Output everything in the Scrapy thread from "I save it as" down to "Date = scrapy.Field()", copied exactly.

** begin SELECTED EXCERPT **

3

I have this scrapy spider that runs well:

`# -*- coding: utf-8 -*-
import scrapy


class AllCategoriesSpider(scrapy.Spider):
    name = 'vieles'
    allowed_domains = ['examplewiki.de']
    start_urls = ['http://www.exampleregelwiki.de/index.php/categoryA.html','http://www.exampleregelwiki.de/index.php/categoryB.html','http://www.exampleregelwiki.de/index.php/categoryC.html',]

#"Titel": :

def parse(self, response):
    urls = response.css('a.ulSubMenu::attr(href)').extract() # links to den subpages
    for url in urls:
        url = response.urljoin(url)
        yield scrapy.Request(url=url,callback=self.parse_details)

def parse_details(self,response):
    yield {
        "Titel": response.css("li.active.last::text").extract(),
        "Content": response.css('div.ce_text.first.last.block').extract(),
    }

` with

scrapy runspider spider.py -o dat.json it saves all info to dat.json

I whould like to have a outputfile per start url categoryA.json categoryB.json and so on.

A similar question has been left unanswered, I cannot reproduce this answer and I am not able to learn form the suggestions there.

How do I achive the goal of having several outputfiles, one per starturl? I whould like to only run one command/shellscript/file to achive this.

Nivatius
  • 260
  • 1
  • 13

1 Answers1

7

You didn't use real urls in code so I use my page for test.
I have to changed css selectors and I used different fields.

I save it as csv because it is easier to append data.
JSON would need to read all items from file, add new item and save all items again in the same file.


I create extra field Category to use it later as filename in pipeline

items.py

import scrapy

class CategoryItem(scrapy.Item):
    Title = scrapy.Field()
    Date = scrapy.Field()
    # extra field use later as filename 
    Category = scrapy.Field()

In spider I get category from url and send to parse_details using meta in Request.
In parse_details I add category to Item.

spiders/example.py

import scrapy

class ExampleSpider(scrapy.Spider):
    name = 'example'
    allowed_domains = ['blog.furas.pl']
    start_urls = ['http://blog.furas.pl/category/python.html','http://blog.furas.pl/category/html.html','http://blog.furas.pl/category/linux.html']

    def parse(self, response):

        # get category from url
        category = response.url.split('/')[-1][:-5]

        urls = response.css('article a::attr(href)').extract() # links to den subpages

        for url in urls:
            # skip some urls
            if ('/tag/' not in url) and ('/category/' not in url):
                url = response.urljoin(url)
                # add category (as meta) to send it to callback function
                yield scrapy.Request(url=url, callback=self.parse_details, meta={'category': category})

    def parse_details(self, response):

        # get category
        category = response.meta['category']

        # get only first title (or empty string '') and strip it
        title = response.css('h1.entry-title a::text').extract_first('')

** end SELECTED EXCERPT **
** begin PROVIDED DATA **

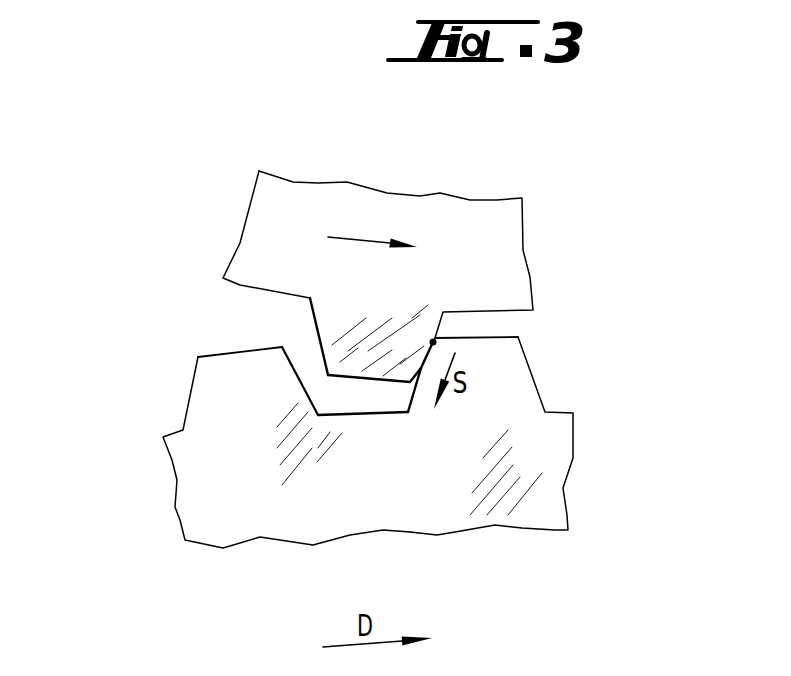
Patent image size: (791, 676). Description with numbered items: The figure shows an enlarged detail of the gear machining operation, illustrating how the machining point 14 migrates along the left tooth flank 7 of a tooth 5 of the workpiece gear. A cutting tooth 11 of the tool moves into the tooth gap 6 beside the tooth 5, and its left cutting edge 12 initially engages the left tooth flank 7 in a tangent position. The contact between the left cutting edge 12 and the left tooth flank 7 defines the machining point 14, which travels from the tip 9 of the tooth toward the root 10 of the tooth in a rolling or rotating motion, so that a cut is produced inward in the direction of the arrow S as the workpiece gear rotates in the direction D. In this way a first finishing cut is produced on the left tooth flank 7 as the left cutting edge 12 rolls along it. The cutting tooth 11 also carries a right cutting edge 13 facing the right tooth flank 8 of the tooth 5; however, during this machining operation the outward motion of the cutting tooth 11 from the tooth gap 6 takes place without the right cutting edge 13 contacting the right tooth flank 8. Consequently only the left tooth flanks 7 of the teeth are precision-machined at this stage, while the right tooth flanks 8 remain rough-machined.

The tooth 5 is at (540, 395).
The tooth gap 6 is at (267, 320).
The left tooth flank 7 is at (417, 395).
The right tooth flank 8 is at (297, 382).
The tip of the tooth 9 is at (228, 350).
The root of the tooth 10 is at (373, 413).
The cutting tooth 11 is at (392, 290).
The left cutting edge 12 is at (433, 342).
The right cutting edge 13 is at (315, 323).
The machining point 14 is at (433, 342).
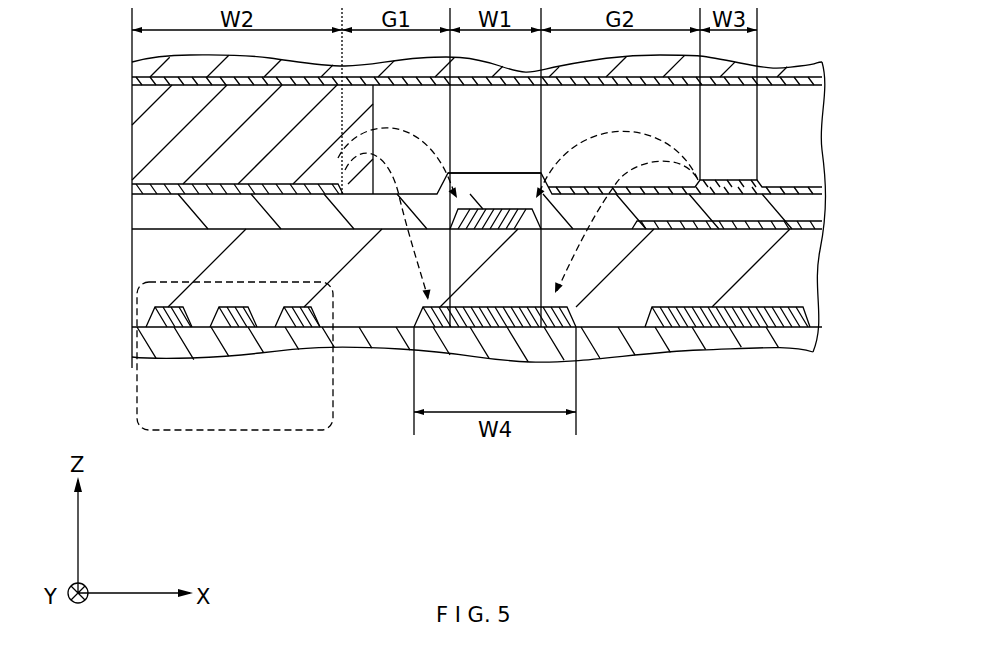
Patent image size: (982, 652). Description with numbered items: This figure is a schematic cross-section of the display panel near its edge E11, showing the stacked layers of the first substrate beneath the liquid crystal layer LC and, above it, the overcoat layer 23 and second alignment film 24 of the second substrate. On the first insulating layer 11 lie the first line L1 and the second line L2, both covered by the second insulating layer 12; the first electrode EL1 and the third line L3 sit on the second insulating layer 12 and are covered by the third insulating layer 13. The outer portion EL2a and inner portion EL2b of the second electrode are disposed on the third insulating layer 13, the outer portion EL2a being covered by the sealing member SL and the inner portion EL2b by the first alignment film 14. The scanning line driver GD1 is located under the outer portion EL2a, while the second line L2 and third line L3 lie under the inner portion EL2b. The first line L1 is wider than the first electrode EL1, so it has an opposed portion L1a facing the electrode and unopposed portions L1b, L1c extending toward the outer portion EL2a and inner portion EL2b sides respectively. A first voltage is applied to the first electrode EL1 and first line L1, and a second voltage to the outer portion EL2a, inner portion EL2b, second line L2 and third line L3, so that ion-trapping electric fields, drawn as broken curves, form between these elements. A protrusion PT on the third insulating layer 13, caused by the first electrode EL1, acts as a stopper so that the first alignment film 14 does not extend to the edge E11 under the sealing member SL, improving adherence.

The first insulating layer 11 is at (795, 350).
The second insulating layer 12 is at (802, 270).
The third insulating layer 13 is at (803, 207).
The first alignment film 14 is at (803, 185).
The overcoat layer 23 is at (787, 65).
The second alignment film 24 is at (813, 87).
The liquid crystal layer LC is at (813, 153).
The sealing member SL is at (138, 110).
The first electrode EL1 is at (493, 213).
The outer portion EL2a is at (137, 174).
The inner portion EL2b is at (742, 183).
The protrusion PT is at (512, 173).
The edge E11 is at (117, 258).
The first line L1 is at (490, 327).
The opposed portion L1a is at (520, 307).
The unopposed portion L1b is at (422, 307).
The unopposed portion L1c is at (577, 313).
The second line L2 is at (707, 327).
The third line L3 is at (683, 229).
The scanning line driver GD1 is at (282, 432).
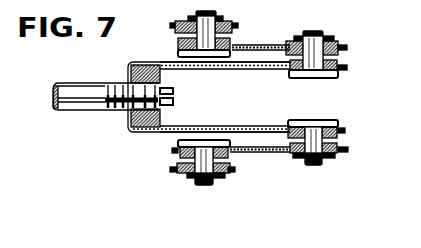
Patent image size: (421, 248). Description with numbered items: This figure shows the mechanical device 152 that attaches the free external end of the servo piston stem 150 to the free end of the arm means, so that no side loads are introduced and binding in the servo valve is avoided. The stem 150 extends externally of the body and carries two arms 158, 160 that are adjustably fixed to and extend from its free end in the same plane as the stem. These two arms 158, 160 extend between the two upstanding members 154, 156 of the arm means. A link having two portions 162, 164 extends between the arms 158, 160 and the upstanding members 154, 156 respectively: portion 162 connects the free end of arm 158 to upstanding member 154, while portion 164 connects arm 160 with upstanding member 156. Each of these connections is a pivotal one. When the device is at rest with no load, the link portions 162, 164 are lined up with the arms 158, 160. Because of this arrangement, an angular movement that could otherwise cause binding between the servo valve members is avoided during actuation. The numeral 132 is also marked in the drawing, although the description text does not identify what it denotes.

The bracket 132 is at (116, 22).
The stem 150 is at (88, 112).
The mechanical device 152 is at (257, 156).
The upstanding member 154 is at (238, 27).
The upstanding member 156 is at (226, 174).
The arm 158 is at (235, 70).
The arm 160 is at (213, 127).
The link portion 162 is at (270, 45).
The link portion 164 is at (282, 154).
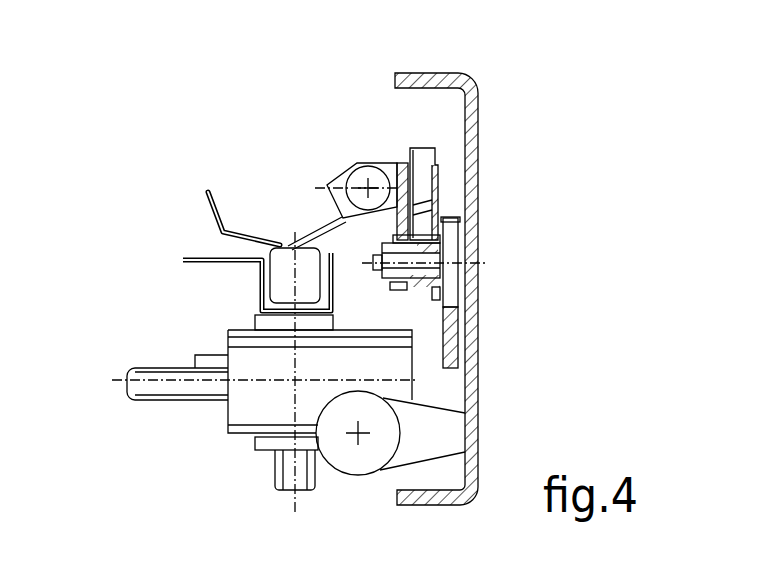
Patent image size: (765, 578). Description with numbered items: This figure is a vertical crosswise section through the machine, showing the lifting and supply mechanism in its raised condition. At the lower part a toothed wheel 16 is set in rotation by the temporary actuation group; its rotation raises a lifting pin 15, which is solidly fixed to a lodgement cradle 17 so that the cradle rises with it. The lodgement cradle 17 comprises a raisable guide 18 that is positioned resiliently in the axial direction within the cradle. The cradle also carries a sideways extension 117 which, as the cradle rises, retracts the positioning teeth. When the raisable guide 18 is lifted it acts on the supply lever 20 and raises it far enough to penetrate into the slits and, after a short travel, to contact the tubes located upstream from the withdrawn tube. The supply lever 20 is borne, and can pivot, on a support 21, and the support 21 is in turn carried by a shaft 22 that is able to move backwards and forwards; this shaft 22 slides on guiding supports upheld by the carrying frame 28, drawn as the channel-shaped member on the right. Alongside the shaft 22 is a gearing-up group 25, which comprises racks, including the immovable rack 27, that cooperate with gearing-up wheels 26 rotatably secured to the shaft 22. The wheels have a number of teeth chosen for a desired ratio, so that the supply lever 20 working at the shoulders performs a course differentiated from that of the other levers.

The lifting pin 15 is at (285, 467).
The toothed wheel 16 is at (150, 388).
The lodgement cradle 17 is at (265, 302).
The raisable guide 18 is at (280, 285).
The supply lever 20 is at (206, 195).
The support 21 is at (392, 165).
The shaft 22 is at (432, 157).
The gearing-up group 25 is at (458, 255).
The gearing-up wheel 26 is at (443, 281).
The rack 27 is at (452, 342).
The carrying frame 28 is at (448, 75).
The sideways extension 117 is at (190, 258).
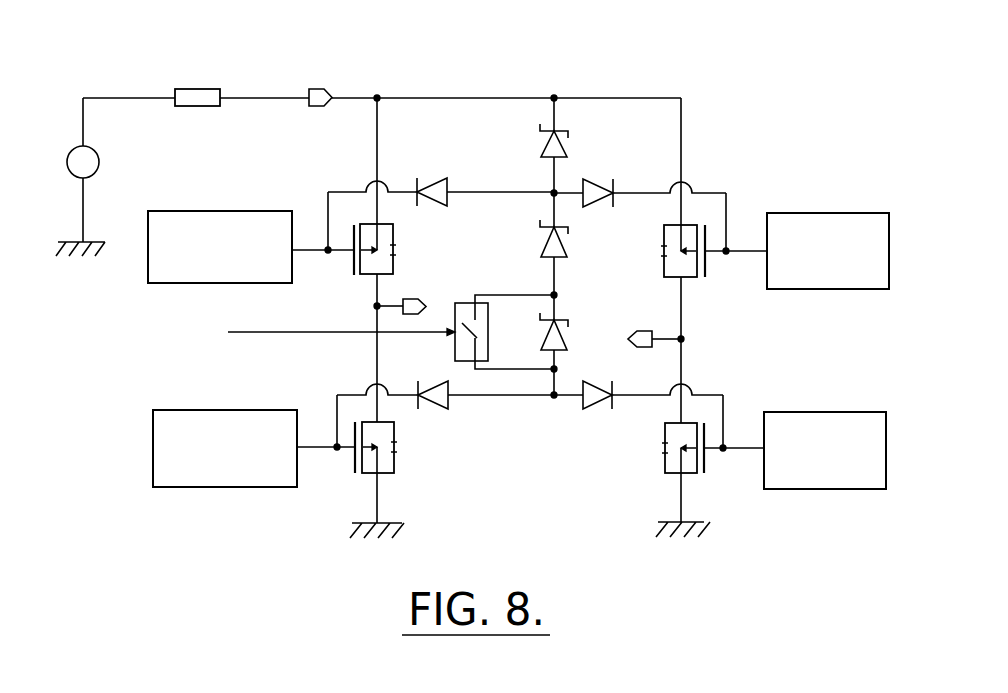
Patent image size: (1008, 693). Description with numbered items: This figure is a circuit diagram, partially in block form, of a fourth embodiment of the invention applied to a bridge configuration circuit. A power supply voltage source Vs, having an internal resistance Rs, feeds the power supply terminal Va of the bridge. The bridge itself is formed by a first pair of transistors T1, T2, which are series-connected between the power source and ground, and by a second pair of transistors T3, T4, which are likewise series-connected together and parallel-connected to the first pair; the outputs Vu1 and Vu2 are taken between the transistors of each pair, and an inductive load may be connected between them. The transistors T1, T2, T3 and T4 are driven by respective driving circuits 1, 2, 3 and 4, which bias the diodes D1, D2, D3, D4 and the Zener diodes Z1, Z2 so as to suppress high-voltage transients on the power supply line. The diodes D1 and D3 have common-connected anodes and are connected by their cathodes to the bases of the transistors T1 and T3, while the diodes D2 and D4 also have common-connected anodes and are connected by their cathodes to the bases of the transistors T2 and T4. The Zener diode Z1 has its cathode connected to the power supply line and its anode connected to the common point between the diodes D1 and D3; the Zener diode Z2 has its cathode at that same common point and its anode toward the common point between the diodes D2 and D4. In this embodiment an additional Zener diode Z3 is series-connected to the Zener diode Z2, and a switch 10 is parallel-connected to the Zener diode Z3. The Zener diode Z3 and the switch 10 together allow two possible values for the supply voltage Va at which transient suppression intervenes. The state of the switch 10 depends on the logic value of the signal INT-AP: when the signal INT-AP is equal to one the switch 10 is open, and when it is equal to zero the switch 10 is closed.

The driving circuit 1 is at (148, 245).
The driving circuit 2 is at (152, 443).
The driving circuit 3 is at (889, 247).
The driving circuit 4 is at (886, 445).
The switch 10 is at (488, 360).
The transistor T1 is at (392, 249).
The transistor T2 is at (393, 447).
The transistor T3 is at (667, 251).
The transistor T4 is at (664, 448).
The diode D1 is at (441, 199).
The diode D2 is at (445, 398).
The diode D3 is at (640, 200).
The diode D4 is at (638, 399).
The Zener diode Z1 is at (535, 140).
The Zener diode Z2 is at (535, 238).
The additional Zener diode Z3 is at (566, 320).
The internal resistance Rs is at (196, 78).
The power supply voltage source Vs is at (86, 177).
The power supply terminal Va is at (494, 78).
The output Vu1 is at (408, 291).
The output Vu2 is at (656, 323).
The signal INT-AP is at (341, 321).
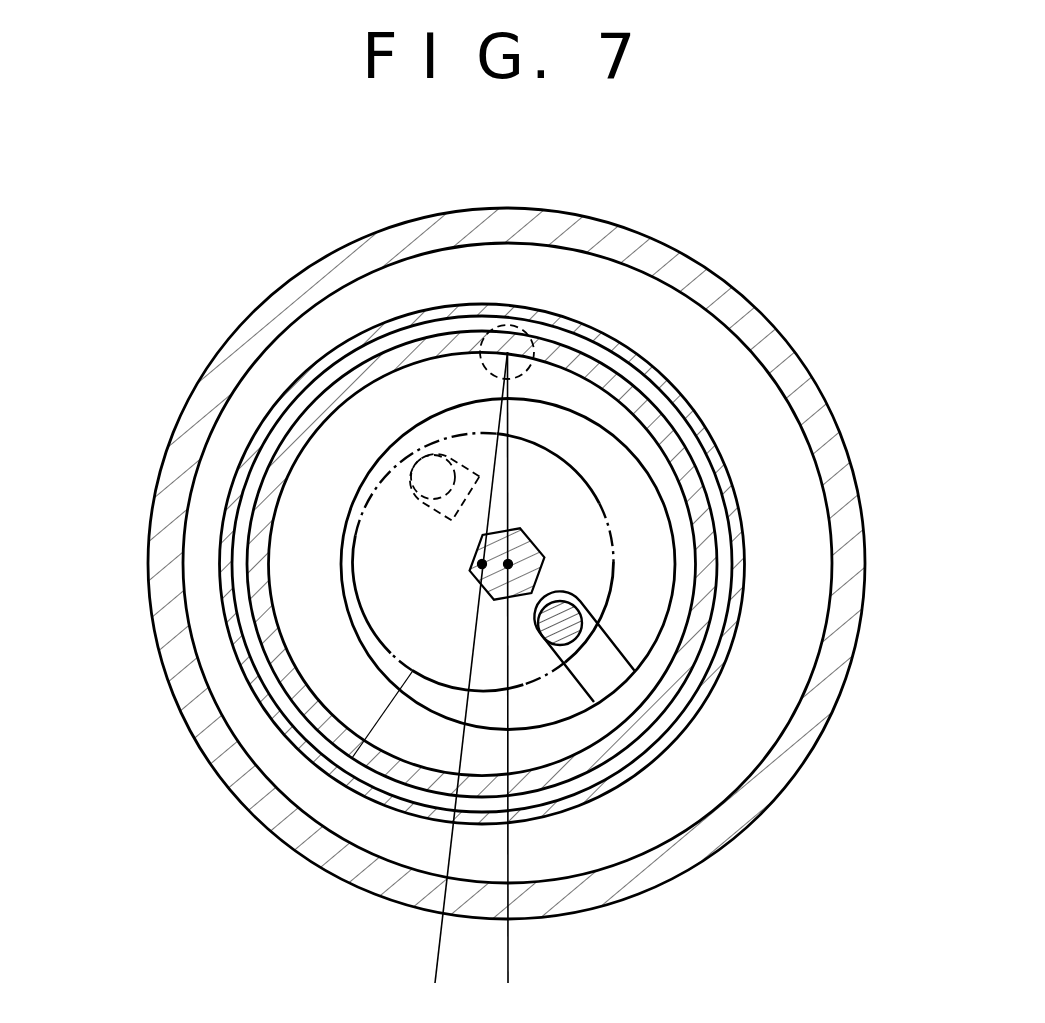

** end PROVIDED DATA **

**ANSWER TO THIS PROBLEM:**
I save it as csv because it is easier to append data.
JSON would need to read all items from file, add new item and save all items again in the same file.


I create extra field Category to use it later as filename in pipeline

items.py

import scrapy

class CategoryItem(scrapy.Item):
    Title = scrapy.Field()
    Date = scrapy.Field()